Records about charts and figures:
* * * * * * *
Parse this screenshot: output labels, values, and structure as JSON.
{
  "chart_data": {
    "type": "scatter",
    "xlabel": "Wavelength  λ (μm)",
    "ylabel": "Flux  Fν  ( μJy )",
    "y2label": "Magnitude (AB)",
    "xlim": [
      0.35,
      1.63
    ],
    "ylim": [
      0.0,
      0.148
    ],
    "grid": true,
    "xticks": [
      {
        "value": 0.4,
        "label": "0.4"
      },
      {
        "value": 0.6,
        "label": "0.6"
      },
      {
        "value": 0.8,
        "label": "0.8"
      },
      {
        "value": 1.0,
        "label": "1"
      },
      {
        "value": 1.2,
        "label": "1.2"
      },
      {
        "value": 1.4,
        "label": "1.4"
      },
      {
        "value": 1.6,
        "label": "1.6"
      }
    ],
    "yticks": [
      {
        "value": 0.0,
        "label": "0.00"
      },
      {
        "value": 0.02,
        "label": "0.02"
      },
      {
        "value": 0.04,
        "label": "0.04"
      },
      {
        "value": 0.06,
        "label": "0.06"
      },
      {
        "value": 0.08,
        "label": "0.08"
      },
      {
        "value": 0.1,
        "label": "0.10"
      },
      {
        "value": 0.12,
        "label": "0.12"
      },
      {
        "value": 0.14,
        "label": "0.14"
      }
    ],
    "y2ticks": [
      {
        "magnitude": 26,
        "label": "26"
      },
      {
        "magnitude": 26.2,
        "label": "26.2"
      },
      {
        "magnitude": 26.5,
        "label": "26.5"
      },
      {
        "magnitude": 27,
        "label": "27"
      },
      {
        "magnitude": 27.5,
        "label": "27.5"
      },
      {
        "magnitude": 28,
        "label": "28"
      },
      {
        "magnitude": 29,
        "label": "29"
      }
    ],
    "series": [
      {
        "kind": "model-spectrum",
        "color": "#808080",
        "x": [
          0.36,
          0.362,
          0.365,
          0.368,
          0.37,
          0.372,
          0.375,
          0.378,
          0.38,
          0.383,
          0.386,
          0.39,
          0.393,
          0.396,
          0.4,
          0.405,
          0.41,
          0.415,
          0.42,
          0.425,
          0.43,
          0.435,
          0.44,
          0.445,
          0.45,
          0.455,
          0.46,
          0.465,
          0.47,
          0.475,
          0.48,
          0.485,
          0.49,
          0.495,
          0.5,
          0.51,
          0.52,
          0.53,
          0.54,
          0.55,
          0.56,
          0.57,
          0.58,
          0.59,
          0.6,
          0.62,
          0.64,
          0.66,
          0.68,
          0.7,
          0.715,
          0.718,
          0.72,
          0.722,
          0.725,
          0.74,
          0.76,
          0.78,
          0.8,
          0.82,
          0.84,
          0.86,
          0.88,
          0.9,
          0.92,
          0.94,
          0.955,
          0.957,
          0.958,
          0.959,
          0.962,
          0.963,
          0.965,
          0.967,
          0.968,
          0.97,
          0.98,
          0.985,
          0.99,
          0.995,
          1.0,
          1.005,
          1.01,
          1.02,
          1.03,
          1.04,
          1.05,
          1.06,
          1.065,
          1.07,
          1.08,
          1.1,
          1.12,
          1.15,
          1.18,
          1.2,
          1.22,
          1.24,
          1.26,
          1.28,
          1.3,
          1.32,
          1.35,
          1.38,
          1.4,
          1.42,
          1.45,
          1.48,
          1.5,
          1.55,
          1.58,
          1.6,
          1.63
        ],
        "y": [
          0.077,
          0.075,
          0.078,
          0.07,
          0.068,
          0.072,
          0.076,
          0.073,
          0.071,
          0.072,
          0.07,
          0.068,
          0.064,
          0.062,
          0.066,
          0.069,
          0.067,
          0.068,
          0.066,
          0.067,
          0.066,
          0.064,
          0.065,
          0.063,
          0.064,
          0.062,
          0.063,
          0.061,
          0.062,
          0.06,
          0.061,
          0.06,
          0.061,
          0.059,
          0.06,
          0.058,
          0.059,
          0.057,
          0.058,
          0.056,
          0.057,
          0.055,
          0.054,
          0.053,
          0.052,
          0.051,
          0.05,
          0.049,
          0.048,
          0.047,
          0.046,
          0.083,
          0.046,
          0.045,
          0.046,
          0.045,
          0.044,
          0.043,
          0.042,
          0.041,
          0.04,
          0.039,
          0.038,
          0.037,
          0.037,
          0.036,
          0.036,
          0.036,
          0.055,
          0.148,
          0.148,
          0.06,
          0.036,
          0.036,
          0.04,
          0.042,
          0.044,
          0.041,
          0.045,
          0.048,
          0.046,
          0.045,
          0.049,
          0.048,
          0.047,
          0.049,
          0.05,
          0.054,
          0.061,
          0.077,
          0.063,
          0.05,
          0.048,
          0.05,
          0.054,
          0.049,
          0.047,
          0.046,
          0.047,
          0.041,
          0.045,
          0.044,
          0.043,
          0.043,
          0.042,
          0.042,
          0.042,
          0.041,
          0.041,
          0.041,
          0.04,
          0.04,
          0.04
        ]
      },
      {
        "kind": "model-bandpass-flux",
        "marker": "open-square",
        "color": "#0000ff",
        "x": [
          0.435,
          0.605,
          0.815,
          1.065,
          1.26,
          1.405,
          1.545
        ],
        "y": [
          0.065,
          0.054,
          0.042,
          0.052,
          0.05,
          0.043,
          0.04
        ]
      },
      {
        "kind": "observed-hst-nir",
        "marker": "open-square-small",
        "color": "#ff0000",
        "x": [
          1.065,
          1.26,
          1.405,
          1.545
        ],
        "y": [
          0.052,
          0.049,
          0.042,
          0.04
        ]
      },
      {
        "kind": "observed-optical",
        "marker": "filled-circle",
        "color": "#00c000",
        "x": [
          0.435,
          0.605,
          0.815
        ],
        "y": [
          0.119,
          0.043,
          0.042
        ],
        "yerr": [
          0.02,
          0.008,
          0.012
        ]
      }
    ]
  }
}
* * * * * * *
*DO THIS*.
Print the whole listing again, exactly.

*FINISHED TASK*.
Parse this screenshot: output labels, values, and structure as JSON.
{
  "chart_data": {
    "type": "scatter",
    "xlabel": "Wavelength  λ (μm)",
    "ylabel": "Flux  Fν  ( μJy )",
    "y2label": "Magnitude (AB)",
    "xlim": [
      0.35,
      1.63
    ],
    "ylim": [
      0.0,
      0.148
    ],
    "grid": true,
    "xticks": [
      {
        "value": 0.4,
        "label": "0.4"
      },
      {
        "value": 0.6,
        "label": "0.6"
      },
      {
        "value": 0.8,
        "label": "0.8"
      },
      {
        "value": 1.0,
        "label": "1"
      },
      {
        "value": 1.2,
        "label": "1.2"
      },
      {
        "value": 1.4,
        "label": "1.4"
      },
      {
        "value": 1.6,
        "label": "1.6"
      }
    ],
    "yticks": [
      {
        "value": 0.0,
        "label": "0.00"
      },
      {
        "value": 0.02,
        "label": "0.02"
      },
      {
        "value": 0.04,
        "label": "0.04"
      },
      {
        "value": 0.06,
        "label": "0.06"
      },
      {
        "value": 0.08,
        "label": "0.08"
      },
      {
        "value": 0.1,
        "label": "0.10"
      },
      {
        "value": 0.12,
        "label": "0.12"
      },
      {
        "value": 0.14,
        "label": "0.14"
      }
    ],
    "y2ticks": [
      {
        "magnitude": 26,
        "label": "26"
      },
      {
        "magnitude": 26.2,
        "label": "26.2"
      },
      {
        "magnitude": 26.5,
        "label": "26.5"
      },
      {
        "magnitude": 27,
        "label": "27"
      },
      {
        "magnitude": 27.5,
        "label": "27.5"
      },
      {
        "magnitude": 28,
        "label": "28"
      },
      {
        "magnitude": 29,
        "label": "29"
      }
    ],
    "series": [
      {
        "kind": "model-spectrum",
        "color": "#808080",
        "x": [
          0.36,
          0.362,
          0.365,
          0.368,
          0.37,
          0.372,
          0.375,
          0.378,
          0.38,
          0.383,
          0.386,
          0.39,
          0.393,
          0.396,
          0.4,
          0.405,
          0.41,
          0.415,
          0.42,
          0.425,
          0.43,
          0.435,
          0.44,
          0.445,
          0.45,
          0.455,
          0.46,
          0.465,
          0.47,
          0.475,
          0.48,
          0.485,
          0.49,
          0.495,
          0.5,
          0.51,
          0.52,
          0.53,
          0.54,
          0.55,
          0.56,
          0.57,
          0.58,
          0.59,
          0.6,
          0.62,
          0.64,
          0.66,
          0.68,
          0.7,
          0.715,
          0.718,
          0.72,
          0.722,
          0.725,
          0.74,
          0.76,
          0.78,
          0.8,
          0.82,
          0.84,
          0.86,
          0.88,
          0.9,
          0.92,
          0.94,
          0.955,
          0.957,
          0.958,
          0.959,
          0.962,
          0.963,
          0.965,
          0.967,
          0.968,
          0.97,
          0.98,
          0.985,
          0.99,
          0.995,
          1.0,
          1.005,
          1.01,
          1.02,
          1.03,
          1.04,
          1.05,
          1.06,
          1.065,
          1.07,
          1.08,
          1.1,
          1.12,
          1.15,
          1.18,
          1.2,
          1.22,
          1.24,
          1.26,
          1.28,
          1.3,
          1.32,
          1.35,
          1.38,
          1.4,
          1.42,
          1.45,
          1.48,
          1.5,
          1.55,
          1.58,
          1.6,
          1.63
        ],
        "y": [
          0.077,
          0.075,
          0.078,
          0.07,
          0.068,
          0.072,
          0.076,
          0.073,
          0.071,
          0.072,
          0.07,
          0.068,
          0.064,
          0.062,
          0.066,
          0.069,
          0.067,
          0.068,
          0.066,
          0.067,
          0.066,
          0.064,
          0.065,
          0.063,
          0.064,
          0.062,
          0.063,
          0.061,
          0.062,
          0.06,
          0.061,
          0.06,
          0.061,
          0.059,
          0.06,
          0.058,
          0.059,
          0.057,
          0.058,
          0.056,
          0.057,
          0.055,
          0.054,
          0.053,
          0.052,
          0.051,
          0.05,
          0.049,
          0.048,
          0.047,
          0.046,
          0.083,
          0.046,
          0.045,
          0.046,
          0.045,
          0.044,
          0.043,
          0.042,
          0.041,
          0.04,
          0.039,
          0.038,
          0.037,
          0.037,
          0.036,
          0.036,
          0.036,
          0.055,
          0.148,
          0.148,
          0.06,
          0.036,
          0.036,
          0.04,
          0.042,
          0.044,
          0.041,
          0.045,
          0.048,
          0.046,
          0.045,
          0.049,
          0.048,
          0.047,
          0.049,
          0.05,
          0.054,
          0.061,
          0.077,
          0.063,
          0.05,
          0.048,
          0.05,
          0.054,
          0.049,
          0.047,
          0.046,
          0.047,
          0.041,
          0.045,
          0.044,
          0.043,
          0.043,
          0.042,
          0.042,
          0.042,
          0.041,
          0.041,
          0.041,
          0.04,
          0.04,
          0.04
        ]
      },
      {
        "kind": "model-bandpass-flux",
        "marker": "open-square",
        "color": "#0000ff",
        "x": [
          0.435,
          0.605,
          0.815,
          1.065,
          1.26,
          1.405,
          1.545
        ],
        "y": [
          0.065,
          0.054,
          0.042,
          0.052,
          0.05,
          0.043,
          0.04
        ]
      },
      {
        "kind": "observed-hst-nir",
        "marker": "open-square-small",
        "color": "#ff0000",
        "x": [
          1.065,
          1.26,
          1.405,
          1.545
        ],
        "y": [
          0.052,
          0.049,
          0.042,
          0.04
        ]
      },
      {
        "kind": "observed-optical",
        "marker": "filled-circle",
        "color": "#00c000",
        "x": [
          0.435,
          0.605,
          0.815
        ],
        "y": [
          0.119,
          0.043,
          0.042
        ],
        "yerr": [
          0.02,
          0.008,
          0.012
        ]
      }
    ]
  }
}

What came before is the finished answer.